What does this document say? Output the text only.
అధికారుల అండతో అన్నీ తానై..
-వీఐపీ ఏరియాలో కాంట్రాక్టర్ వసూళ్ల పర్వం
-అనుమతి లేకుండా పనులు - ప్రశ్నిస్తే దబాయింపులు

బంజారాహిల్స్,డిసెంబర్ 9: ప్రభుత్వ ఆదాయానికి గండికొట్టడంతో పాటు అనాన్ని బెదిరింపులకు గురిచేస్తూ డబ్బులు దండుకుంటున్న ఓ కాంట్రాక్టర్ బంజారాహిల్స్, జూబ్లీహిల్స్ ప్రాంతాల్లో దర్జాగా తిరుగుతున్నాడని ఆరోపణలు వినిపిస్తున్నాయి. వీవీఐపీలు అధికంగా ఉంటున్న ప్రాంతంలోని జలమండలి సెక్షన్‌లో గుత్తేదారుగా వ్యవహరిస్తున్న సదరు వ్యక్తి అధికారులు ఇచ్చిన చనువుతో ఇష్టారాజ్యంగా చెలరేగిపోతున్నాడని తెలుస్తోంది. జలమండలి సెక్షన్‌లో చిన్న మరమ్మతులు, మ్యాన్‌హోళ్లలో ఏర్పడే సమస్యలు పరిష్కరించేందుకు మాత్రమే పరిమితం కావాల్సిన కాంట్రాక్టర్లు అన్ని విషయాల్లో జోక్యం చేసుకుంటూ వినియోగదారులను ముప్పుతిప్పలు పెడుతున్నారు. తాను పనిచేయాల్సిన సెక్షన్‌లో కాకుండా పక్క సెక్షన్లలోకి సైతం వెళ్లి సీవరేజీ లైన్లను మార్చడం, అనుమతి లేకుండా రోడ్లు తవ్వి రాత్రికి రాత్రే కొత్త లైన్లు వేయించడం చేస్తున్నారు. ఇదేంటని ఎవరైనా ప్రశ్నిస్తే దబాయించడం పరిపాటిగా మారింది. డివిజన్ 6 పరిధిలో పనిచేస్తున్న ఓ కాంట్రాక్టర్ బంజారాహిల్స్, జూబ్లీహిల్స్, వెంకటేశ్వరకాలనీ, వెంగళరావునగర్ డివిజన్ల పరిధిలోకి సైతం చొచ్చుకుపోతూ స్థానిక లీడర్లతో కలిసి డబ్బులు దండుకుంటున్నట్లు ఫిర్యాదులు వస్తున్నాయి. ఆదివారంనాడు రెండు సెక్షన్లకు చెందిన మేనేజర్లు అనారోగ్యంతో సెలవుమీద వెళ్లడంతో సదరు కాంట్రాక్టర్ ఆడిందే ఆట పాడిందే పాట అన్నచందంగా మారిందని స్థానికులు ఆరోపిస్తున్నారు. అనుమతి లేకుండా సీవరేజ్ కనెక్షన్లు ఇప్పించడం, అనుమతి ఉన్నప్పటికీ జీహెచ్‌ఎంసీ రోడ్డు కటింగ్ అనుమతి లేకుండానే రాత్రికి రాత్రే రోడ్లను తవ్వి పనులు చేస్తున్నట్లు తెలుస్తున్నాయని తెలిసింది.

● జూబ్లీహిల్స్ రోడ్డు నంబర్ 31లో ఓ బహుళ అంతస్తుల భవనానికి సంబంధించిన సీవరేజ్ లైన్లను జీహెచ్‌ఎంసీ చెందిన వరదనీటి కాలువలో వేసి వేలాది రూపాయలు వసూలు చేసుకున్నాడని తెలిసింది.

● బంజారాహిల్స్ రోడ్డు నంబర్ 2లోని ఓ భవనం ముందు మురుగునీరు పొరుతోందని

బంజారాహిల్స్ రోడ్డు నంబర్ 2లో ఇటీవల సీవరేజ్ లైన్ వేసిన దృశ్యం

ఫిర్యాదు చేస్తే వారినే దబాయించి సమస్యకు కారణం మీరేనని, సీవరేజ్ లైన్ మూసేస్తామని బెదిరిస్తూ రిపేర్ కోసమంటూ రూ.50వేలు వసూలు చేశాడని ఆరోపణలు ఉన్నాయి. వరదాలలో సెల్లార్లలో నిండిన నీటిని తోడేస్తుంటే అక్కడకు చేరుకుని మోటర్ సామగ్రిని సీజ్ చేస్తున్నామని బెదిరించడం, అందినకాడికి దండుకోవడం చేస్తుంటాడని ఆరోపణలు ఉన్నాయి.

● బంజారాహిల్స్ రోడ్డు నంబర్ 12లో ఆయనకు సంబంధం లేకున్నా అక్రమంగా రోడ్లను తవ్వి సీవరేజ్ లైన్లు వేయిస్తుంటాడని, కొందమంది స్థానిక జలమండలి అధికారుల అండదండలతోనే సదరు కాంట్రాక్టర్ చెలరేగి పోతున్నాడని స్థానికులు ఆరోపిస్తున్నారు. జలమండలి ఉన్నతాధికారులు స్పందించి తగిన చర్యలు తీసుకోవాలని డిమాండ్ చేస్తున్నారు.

__________

— Written instruction —
Retype every entry above, word for word.

— Final result —
What does this document say? Output the text only.
అధికారుల అండతో అన్నీ తానై..
-వీఐపీ ఏరియాలో కాంట్రాక్టర్ వసూళ్ల పర్వం
-అనుమతి లేకుండా పనులు - ప్రశ్నిస్తే దబాయింపులు

బంజారాహిల్స్,డిసెంబర్ 9: ప్రభుత్వ ఆదాయానికి గండికొట్టడంతో పాటు అనాన్ని బెదిరింపులకు గురిచేస్తూ డబ్బులు దండుకుంటున్న ఓ కాంట్రాక్టర్ బంజారాహిల్స్, జూబ్లీహిల్స్ ప్రాంతాల్లో దర్జాగా తిరుగుతున్నాడని ఆరోపణలు వినిపిస్తున్నాయి. వీవీఐపీలు అధికంగా ఉంటున్న ప్రాంతంలోని జలమండలి సెక్షన్‌లో గుత్తేదారుగా వ్యవహరిస్తున్న సదరు వ్యక్తి అధికారులు ఇచ్చిన చనువుతో ఇష్టారాజ్యంగా చెలరేగిపోతున్నాడని తెలుస్తోంది. జలమండలి సెక్షన్‌లో చిన్న మరమ్మతులు, మ్యాన్‌హోళ్లలో ఏర్పడే సమస్యలు పరిష్కరించేందుకు మాత్రమే పరిమితం కావాల్సిన కాంట్రాక్టర్లు అన్ని విషయాల్లో జోక్యం చేసుకుంటూ వినియోగదారులను ముప్పుతిప్పలు పెడుతున్నారు. తాను పనిచేయాల్సిన సెక్షన్‌లో కాకుండా పక్క సెక్షన్లలోకి సైతం వెళ్లి సీవరేజీ లైన్లను మార్చడం, అనుమతి లేకుండా రోడ్లు తవ్వి రాత్రికి రాత్రే కొత్త లైన్లు వేయించడం చేస్తున్నారు. ఇదేంటని ఎవరైనా ప్రశ్నిస్తే దబాయించడం పరిపాటిగా మారింది. డివిజన్ 6 పరిధిలో పనిచేస్తున్న ఓ కాంట్రాక్టర్ బంజారాహిల్స్, జూబ్లీహిల్స్, వెంకటేశ్వరకాలనీ, వెంగళరావునగర్ డివిజన్ల పరిధిలోకి సైతం చొచ్చుకుపోతూ స్థానిక లీడర్లతో కలిసి డబ్బులు దండుకుంటున్నట్లు ఫిర్యాదులు వస్తున్నాయి. ఆదివారంనాడు రెండు సెక్షన్లకు చెందిన మేనేజర్లు అనారోగ్యంతో సెలవుమీద వెళ్లడంతో సదరు కాంట్రాక్టర్ ఆడిందే ఆట పాడిందే పాట అన్నచందంగా మారిందని స్థానికులు ఆరోపిస్తున్నారు. అనుమతి లేకుండా సీవరేజ్ కనెక్షన్లు ఇప్పించడం, అనుమతి ఉన్నప్పటికీ జీహెచ్‌ఎంసీ రోడ్డు కటింగ్ అనుమతి లేకుండానే రాత్రికి రాత్రే రోడ్లను తవ్వి పనులు చేస్తున్నట్లు తెలుస్తున్నాయని తెలిసింది.

● జూబ్లీహిల్స్ రోడ్డు నంబర్ 31లో ఓ బహుళ అంతస్తుల భవనానికి సంబంధించిన సీవరేజ్ లైన్లను జీహెచ్‌ఎంసీ చెందిన వరదనీటి కాలువలో వేసి వేలాది రూపాయలు వసూలు చేసుకున్నాడని తెలిసింది.

● బంజారాహిల్స్ రోడ్డు నంబర్ 2లోని ఓ భవనం ముందు మురుగునీరు పొరుతోందని

బంజారాహిల్స్ రోడ్డు నంబర్ 2లో ఇటీవల సీవరేజ్ లైన్ వేసిన దృశ్యం

ఫిర్యాదు చేస్తే వారినే దబాయించి సమస్యకు కారణం మీరేనని, సీవరేజ్ లైన్ మూసేస్తామని బెదిరిస్తూ రిపేర్ కోసమంటూ రూ.50వేలు వసూలు చేశాడని ఆరోపణలు ఉన్నాయి. వరదాలలో సెల్లార్లలో నిండిన నీటిని తోడేస్తుంటే అక్కడకు చేరుకుని మోటర్ సామగ్రిని సీజ్ చేస్తున్నామని బెదిరించడం, అందినకాడికి దండుకోవడం చేస్తుంటాడని ఆరోపణలు ఉన్నాయి.

● బంజారాహిల్స్ రోడ్డు నంబర్ 12లో ఆయనకు సంబంధం లేకున్నా అక్రమంగా రోడ్లను తవ్వి సీవరేజ్ లైన్లు వేయిస్తుంటాడని, కొందమంది స్థానిక జలమండలి అధికారుల అండదండలతోనే సదరు కాంట్రాక్టర్ చెలరేగి పోతున్నాడని స్థానికులు ఆరోపిస్తున్నారు. జలమండలి ఉన్నతాధికారులు స్పందించి తగిన చర్యలు తీసుకోవాలని డిమాండ్ చేస్తున్నారు.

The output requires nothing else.